* START *
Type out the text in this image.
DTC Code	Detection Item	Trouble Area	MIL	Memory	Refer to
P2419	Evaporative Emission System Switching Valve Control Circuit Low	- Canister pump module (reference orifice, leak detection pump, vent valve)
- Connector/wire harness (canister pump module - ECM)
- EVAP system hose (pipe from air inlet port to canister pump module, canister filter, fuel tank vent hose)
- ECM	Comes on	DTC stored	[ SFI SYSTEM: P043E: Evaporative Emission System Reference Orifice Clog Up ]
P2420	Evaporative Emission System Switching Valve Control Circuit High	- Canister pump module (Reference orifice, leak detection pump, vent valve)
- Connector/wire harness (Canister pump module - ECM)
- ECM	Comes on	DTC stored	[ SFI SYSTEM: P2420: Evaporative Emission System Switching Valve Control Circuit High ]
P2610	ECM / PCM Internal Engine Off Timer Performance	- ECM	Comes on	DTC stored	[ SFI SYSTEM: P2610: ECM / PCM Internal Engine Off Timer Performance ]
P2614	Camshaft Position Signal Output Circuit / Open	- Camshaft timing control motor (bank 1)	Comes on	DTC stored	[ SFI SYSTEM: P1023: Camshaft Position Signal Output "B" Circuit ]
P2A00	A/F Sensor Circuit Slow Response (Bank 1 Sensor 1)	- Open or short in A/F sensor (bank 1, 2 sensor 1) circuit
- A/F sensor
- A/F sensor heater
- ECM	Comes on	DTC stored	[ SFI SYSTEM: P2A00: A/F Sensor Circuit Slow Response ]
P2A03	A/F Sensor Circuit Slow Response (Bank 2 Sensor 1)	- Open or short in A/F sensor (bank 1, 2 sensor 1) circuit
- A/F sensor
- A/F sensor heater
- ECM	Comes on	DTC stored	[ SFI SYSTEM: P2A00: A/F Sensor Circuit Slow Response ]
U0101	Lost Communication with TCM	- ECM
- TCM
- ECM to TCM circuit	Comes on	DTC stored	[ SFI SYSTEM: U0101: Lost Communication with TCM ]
* END *
▶ EXERCISE: Gather up the lines that contain the word "Connector".

▶ RESULT:
- Connector/wire harness (canister pump module - ECM)
- Connector/wire harness (Canister pump module - ECM)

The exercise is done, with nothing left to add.